Given problem: Print the entries below word for word; the pictures stay out of your copy.

==== Records to use

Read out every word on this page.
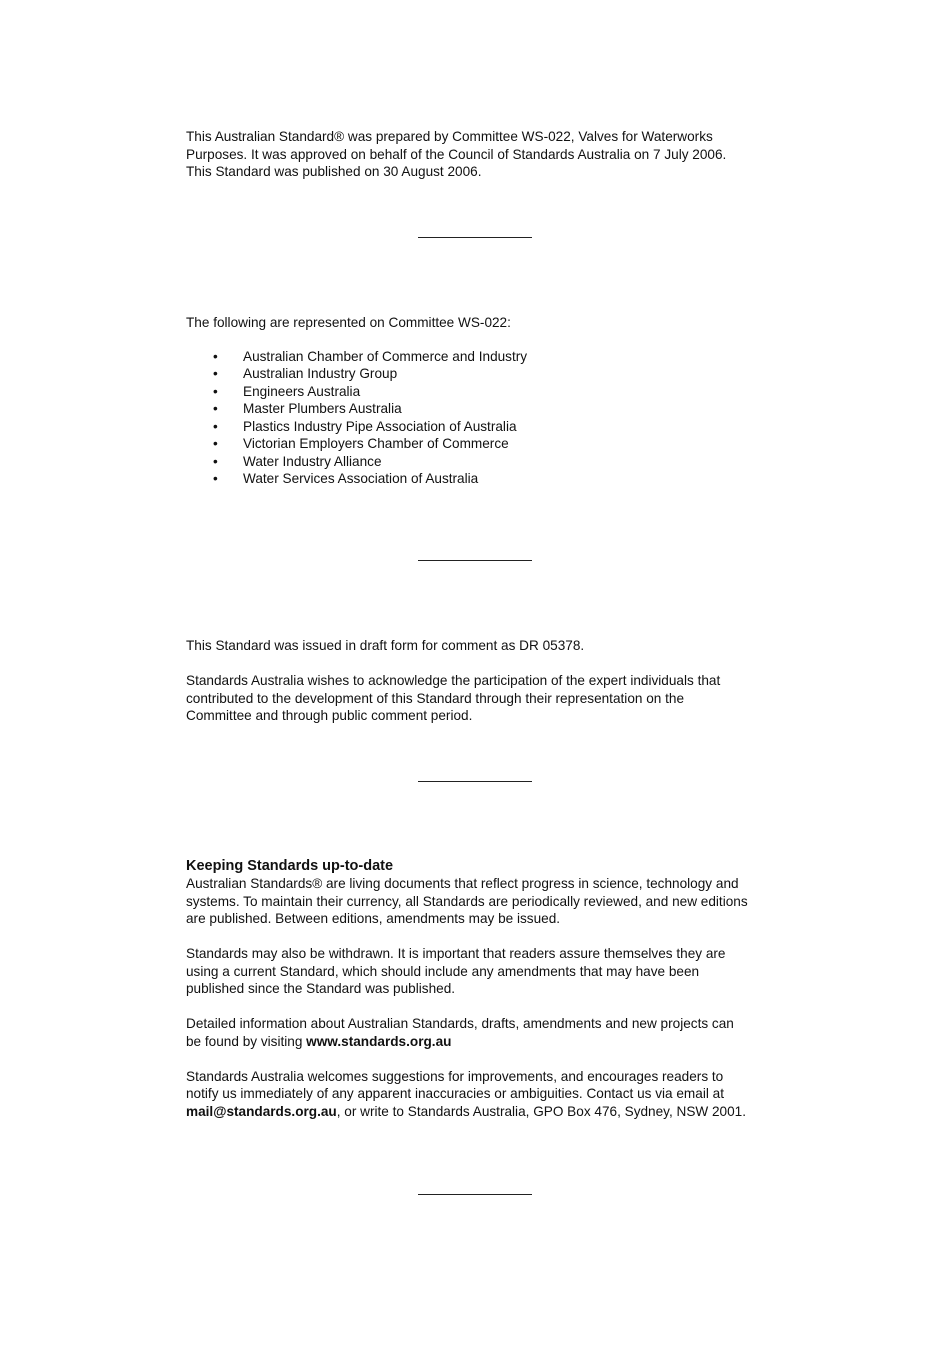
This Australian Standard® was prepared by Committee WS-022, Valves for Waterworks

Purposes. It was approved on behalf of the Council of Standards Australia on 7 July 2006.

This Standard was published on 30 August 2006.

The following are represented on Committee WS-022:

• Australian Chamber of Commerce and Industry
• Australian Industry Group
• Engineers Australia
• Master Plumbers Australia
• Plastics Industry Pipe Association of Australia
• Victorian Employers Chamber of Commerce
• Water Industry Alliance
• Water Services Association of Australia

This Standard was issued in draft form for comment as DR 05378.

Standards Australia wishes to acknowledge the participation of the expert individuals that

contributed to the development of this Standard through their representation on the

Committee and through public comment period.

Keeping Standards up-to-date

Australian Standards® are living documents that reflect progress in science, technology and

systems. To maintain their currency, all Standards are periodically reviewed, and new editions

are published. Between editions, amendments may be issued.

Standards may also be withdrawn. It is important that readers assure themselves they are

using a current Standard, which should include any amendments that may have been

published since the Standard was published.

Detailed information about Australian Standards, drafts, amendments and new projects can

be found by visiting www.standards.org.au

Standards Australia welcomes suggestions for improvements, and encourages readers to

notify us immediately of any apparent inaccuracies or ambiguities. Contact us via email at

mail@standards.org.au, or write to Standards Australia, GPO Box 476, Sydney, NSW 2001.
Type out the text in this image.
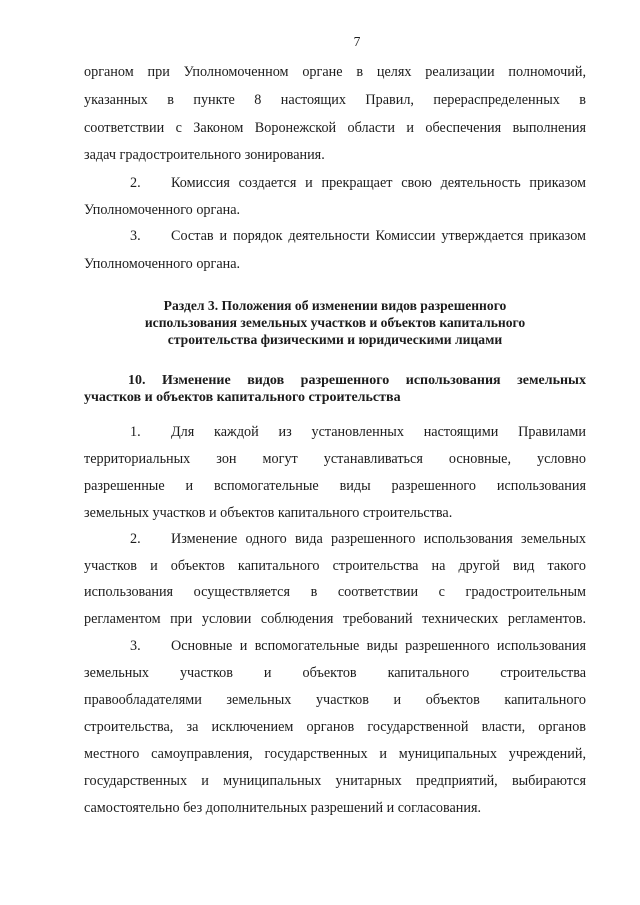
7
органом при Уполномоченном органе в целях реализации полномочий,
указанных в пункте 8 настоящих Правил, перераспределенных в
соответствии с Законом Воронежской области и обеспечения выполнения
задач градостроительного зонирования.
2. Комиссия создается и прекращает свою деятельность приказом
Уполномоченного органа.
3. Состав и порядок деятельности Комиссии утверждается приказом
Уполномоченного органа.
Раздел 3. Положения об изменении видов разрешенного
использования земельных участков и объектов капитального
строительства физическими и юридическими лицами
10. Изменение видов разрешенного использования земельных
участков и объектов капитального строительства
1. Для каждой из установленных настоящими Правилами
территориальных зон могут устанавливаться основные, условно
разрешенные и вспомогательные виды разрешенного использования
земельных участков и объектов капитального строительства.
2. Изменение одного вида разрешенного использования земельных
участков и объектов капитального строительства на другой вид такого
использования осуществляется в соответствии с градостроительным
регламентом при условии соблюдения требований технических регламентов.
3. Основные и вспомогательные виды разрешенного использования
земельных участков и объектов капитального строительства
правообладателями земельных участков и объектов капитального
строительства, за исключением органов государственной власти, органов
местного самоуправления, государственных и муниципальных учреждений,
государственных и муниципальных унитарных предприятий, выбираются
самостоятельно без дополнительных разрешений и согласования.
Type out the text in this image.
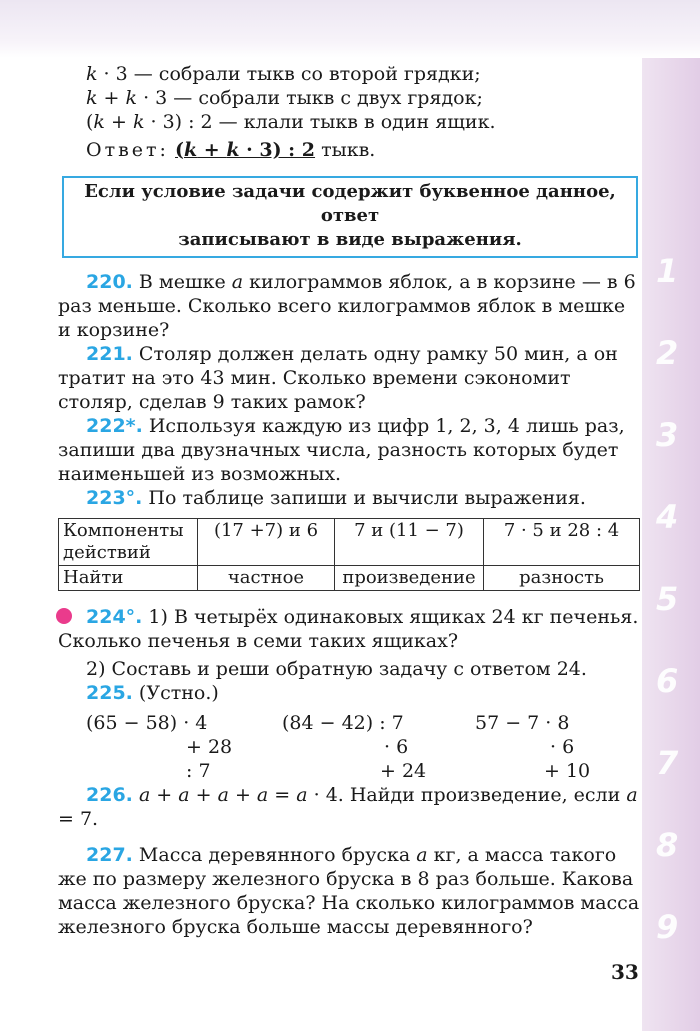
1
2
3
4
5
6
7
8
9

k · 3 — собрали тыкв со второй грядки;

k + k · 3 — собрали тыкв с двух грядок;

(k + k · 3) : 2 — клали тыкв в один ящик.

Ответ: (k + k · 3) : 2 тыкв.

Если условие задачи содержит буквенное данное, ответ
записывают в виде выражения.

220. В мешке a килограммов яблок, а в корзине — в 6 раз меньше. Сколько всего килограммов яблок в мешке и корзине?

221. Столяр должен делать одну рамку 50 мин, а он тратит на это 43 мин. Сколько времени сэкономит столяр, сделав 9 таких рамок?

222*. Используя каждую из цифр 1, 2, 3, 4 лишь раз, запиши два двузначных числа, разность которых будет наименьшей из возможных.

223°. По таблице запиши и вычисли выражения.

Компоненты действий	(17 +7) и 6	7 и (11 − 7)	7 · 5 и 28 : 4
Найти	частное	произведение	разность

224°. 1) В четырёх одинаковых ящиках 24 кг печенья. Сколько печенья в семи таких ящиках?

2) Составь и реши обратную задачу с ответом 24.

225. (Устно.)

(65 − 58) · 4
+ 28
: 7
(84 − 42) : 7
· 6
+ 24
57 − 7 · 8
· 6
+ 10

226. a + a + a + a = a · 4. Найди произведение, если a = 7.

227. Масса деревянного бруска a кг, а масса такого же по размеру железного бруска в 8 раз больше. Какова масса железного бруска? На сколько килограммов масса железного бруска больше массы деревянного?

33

========

Task output:
Read out every word on this page.
This Australian Standard® was prepared by Committee WS-022, Valves for Waterworks

Purposes. It was approved on behalf of the Council of Standards Australia on 7 July 2006.

This Standard was published on 30 August 2006.

The following are represented on Committee WS-022:

• Australian Chamber of Commerce and Industry
• Australian Industry Group
• Engineers Australia
• Master Plumbers Australia
• Plastics Industry Pipe Association of Australia
• Victorian Employers Chamber of Commerce
• Water Industry Alliance
• Water Services Association of Australia

This Standard was issued in draft form for comment as DR 05378.

Standards Australia wishes to acknowledge the participation of the expert individuals that

contributed to the development of this Standard through their representation on the

Committee and through public comment period.

Keeping Standards up-to-date

Australian Standards® are living documents that reflect progress in science, technology and

systems. To maintain their currency, all Standards are periodically reviewed, and new editions

are published. Between editions, amendments may be issued.

Standards may also be withdrawn. It is important that readers assure themselves they are

using a current Standard, which should include any amendments that may have been

published since the Standard was published.

Detailed information about Australian Standards, drafts, amendments and new projects can

be found by visiting www.standards.org.au

Standards Australia welcomes suggestions for improvements, and encourages readers to

notify us immediately of any apparent inaccuracies or ambiguities. Contact us via email at

mail@standards.org.au, or write to Standards Australia, GPO Box 476, Sydney, NSW 2001.
Type out the text in this image.
7
органом при Уполномоченном органе в целях реализации полномочий,
указанных в пункте 8 настоящих Правил, перераспределенных в
соответствии с Законом Воронежской области и обеспечения выполнения
задач градостроительного зонирования.
2. Комиссия создается и прекращает свою деятельность приказом
Уполномоченного органа.
3. Состав и порядок деятельности Комиссии утверждается приказом
Уполномоченного органа.
Раздел 3. Положения об изменении видов разрешенного
использования земельных участков и объектов капитального
строительства физическими и юридическими лицами
10. Изменение видов разрешенного использования земельных
участков и объектов капитального строительства
1. Для каждой из установленных настоящими Правилами
территориальных зон могут устанавливаться основные, условно
разрешенные и вспомогательные виды разрешенного использования
земельных участков и объектов капитального строительства.
2. Изменение одного вида разрешенного использования земельных
участков и объектов капитального строительства на другой вид такого
использования осуществляется в соответствии с градостроительным
регламентом при условии соблюдения требований технических регламентов.
3. Основные и вспомогательные виды разрешенного использования
земельных участков и объектов капитального строительства
правообладателями земельных участков и объектов капитального
строительства, за исключением органов государственной власти, органов
местного самоуправления, государственных и муниципальных учреждений,
государственных и муниципальных унитарных предприятий, выбираются
самостоятельно без дополнительных разрешений и согласования.
Type out the text in this image.
1
2
3
4
5
6
7
8
9

k · 3 — собрали тыкв со второй грядки;

k + k · 3 — собрали тыкв с двух грядок;

(k + k · 3) : 2 — клали тыкв в один ящик.

Ответ: (k + k · 3) : 2 тыкв.

Если условие задачи содержит буквенное данное, ответ
записывают в виде выражения.

220. В мешке a килограммов яблок, а в корзине — в 6 раз меньше. Сколько всего килограммов яблок в мешке и корзине?

221. Столяр должен делать одну рамку 50 мин, а он тратит на это 43 мин. Сколько времени сэкономит столяр, сделав 9 таких рамок?

222*. Используя каждую из цифр 1, 2, 3, 4 лишь раз, запиши два двузначных числа, разность которых будет наименьшей из возможных.

223°. По таблице запиши и вычисли выражения.

Компоненты действий	(17 +7) и 6	7 и (11 − 7)	7 · 5 и 28 : 4
Найти	частное	произведение	разность

224°. 1) В четырёх одинаковых ящиках 24 кг печенья. Сколько печенья в семи таких ящиках?

2) Составь и реши обратную задачу с ответом 24.

225. (Устно.)

(65 − 58) · 4
+ 28
: 7
(84 − 42) : 7
· 6
+ 24
57 − 7 · 8
· 6
+ 10

226. a + a + a + a = a · 4. Найди произведение, если a = 7.

227. Масса деревянного бруска a кг, а масса такого же по размеру железного бруска в 8 раз больше. Какова масса железного бруска? На сколько килограммов масса железного бруска больше массы деревянного?

33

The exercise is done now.